* Begin *

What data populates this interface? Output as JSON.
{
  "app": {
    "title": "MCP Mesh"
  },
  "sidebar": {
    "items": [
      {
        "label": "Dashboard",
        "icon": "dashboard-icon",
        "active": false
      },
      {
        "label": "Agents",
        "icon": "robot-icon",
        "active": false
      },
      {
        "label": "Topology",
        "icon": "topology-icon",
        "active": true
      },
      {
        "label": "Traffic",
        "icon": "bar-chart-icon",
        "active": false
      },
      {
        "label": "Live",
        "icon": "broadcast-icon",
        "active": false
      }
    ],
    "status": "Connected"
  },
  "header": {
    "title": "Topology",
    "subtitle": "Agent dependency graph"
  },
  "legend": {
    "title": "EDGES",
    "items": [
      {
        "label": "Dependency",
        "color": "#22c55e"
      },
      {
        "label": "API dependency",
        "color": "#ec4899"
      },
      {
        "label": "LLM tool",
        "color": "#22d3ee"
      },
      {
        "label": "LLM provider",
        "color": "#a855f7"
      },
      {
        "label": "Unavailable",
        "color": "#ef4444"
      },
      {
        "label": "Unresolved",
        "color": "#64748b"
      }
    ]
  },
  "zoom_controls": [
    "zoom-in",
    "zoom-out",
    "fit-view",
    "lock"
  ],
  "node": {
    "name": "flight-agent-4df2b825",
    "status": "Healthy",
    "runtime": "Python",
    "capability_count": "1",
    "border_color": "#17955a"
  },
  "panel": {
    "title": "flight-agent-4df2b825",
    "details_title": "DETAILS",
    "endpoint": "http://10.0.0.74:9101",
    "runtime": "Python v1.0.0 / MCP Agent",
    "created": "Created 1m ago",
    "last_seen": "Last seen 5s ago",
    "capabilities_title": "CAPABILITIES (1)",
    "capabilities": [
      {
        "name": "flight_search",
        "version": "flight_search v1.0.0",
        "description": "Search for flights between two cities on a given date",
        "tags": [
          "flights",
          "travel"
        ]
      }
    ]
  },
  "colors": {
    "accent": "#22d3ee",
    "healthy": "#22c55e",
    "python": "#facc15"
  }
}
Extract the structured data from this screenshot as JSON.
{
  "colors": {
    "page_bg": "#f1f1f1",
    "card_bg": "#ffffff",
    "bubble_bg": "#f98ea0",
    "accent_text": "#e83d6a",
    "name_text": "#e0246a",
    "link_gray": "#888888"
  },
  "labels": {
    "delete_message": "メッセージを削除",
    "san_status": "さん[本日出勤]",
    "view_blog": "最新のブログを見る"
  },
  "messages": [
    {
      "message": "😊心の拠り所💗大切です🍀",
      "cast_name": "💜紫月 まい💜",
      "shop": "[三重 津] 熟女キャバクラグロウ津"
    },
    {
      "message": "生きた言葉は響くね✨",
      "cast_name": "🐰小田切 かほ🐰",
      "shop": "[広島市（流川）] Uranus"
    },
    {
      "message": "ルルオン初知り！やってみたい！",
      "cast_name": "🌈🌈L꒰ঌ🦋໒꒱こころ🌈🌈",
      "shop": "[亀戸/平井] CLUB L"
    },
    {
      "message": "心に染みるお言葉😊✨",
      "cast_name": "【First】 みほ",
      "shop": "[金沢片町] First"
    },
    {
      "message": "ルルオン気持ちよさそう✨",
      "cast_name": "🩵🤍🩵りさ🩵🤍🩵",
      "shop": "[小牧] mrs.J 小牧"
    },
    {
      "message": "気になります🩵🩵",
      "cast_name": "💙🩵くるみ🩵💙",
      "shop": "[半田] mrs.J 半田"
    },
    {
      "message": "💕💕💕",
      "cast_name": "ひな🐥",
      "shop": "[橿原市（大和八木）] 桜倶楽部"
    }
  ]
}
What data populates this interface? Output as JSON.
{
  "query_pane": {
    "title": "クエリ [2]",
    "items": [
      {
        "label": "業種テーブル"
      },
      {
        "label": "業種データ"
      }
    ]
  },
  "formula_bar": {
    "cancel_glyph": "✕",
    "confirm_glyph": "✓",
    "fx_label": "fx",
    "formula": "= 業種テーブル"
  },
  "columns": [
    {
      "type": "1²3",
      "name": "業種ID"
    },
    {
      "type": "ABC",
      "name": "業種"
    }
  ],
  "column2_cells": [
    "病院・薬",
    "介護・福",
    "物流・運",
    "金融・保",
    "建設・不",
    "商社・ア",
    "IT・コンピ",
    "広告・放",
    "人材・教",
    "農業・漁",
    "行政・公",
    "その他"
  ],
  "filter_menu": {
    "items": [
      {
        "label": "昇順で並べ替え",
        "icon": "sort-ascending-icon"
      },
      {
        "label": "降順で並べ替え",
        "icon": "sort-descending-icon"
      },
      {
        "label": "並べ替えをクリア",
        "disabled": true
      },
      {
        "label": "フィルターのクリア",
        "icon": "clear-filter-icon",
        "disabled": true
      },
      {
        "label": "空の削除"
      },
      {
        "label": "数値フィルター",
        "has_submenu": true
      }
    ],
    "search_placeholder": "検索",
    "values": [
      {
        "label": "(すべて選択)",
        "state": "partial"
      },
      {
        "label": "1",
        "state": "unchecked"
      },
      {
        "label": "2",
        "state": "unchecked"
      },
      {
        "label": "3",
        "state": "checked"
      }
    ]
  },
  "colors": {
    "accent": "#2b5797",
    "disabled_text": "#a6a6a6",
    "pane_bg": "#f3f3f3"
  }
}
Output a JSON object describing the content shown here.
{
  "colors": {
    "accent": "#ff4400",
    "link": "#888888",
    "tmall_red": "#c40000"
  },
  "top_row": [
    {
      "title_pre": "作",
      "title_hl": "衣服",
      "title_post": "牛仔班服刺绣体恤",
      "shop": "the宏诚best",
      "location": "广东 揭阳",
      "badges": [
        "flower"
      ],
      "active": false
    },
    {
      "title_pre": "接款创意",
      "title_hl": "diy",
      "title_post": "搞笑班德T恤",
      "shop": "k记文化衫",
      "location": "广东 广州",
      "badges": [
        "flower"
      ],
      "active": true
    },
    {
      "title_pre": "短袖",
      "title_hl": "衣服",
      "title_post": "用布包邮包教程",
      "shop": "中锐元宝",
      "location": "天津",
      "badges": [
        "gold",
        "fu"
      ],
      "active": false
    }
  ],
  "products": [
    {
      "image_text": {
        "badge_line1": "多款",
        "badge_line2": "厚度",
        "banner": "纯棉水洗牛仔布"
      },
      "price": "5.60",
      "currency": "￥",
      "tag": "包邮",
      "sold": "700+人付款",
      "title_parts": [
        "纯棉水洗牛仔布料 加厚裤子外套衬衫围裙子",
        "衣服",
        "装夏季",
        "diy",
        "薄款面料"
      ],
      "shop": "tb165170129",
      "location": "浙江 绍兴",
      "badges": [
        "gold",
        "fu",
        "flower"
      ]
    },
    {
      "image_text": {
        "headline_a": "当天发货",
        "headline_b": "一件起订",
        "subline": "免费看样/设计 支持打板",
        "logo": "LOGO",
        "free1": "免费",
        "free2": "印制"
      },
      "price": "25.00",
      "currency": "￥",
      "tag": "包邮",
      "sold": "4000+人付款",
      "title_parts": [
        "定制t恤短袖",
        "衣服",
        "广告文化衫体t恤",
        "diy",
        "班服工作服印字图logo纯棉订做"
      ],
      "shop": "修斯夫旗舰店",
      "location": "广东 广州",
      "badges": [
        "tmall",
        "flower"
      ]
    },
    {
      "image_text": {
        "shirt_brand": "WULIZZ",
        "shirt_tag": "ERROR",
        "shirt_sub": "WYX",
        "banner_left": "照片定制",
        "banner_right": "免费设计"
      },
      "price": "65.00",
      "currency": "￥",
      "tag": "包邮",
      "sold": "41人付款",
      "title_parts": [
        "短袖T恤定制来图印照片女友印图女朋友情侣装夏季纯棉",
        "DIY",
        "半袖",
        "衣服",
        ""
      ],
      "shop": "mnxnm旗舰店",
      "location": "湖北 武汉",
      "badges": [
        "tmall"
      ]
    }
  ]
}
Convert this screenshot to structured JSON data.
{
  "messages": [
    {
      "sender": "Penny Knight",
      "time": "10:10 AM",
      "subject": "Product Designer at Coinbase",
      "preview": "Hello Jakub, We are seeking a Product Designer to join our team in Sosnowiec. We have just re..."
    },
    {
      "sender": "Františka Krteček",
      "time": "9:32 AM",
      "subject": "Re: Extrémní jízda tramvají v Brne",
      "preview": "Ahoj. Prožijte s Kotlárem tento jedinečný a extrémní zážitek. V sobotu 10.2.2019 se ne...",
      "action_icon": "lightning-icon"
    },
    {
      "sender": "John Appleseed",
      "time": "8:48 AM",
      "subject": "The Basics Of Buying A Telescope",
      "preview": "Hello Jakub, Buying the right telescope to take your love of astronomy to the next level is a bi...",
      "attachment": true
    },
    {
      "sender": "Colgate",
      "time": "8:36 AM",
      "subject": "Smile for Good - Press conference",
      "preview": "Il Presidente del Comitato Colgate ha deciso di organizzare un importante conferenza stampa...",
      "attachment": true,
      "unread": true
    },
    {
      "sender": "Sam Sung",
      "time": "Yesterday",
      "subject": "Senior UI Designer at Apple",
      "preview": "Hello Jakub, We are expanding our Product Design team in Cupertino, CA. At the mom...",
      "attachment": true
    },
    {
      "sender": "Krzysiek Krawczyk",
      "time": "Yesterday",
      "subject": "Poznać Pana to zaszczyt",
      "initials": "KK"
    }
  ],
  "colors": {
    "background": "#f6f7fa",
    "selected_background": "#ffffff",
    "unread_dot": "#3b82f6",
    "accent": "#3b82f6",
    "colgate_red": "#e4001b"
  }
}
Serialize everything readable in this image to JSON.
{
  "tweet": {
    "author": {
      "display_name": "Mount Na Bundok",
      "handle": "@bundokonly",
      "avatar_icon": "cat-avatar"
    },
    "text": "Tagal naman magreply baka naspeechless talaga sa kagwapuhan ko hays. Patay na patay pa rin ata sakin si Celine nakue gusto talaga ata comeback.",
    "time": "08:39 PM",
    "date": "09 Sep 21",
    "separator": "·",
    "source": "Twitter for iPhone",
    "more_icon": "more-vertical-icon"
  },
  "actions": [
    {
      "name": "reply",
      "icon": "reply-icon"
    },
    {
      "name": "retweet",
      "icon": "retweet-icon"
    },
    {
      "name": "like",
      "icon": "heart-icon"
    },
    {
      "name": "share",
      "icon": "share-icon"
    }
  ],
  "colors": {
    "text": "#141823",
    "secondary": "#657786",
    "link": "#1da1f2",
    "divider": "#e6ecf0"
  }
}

* End *

Using the entries above, return each line in which the word "subject" occurs.

### Correct response
      "subject": "Product Designer at Coinbase",
      "subject": "Re: Extrémní jízda tramvají v Brne",
      "subject": "The Basics Of Buying A Telescope",
      "subject": "Smile for Good - Press conference",
      "subject": "Senior UI Designer at Apple",
      "subject": "Poznać Pana to zaszczyt",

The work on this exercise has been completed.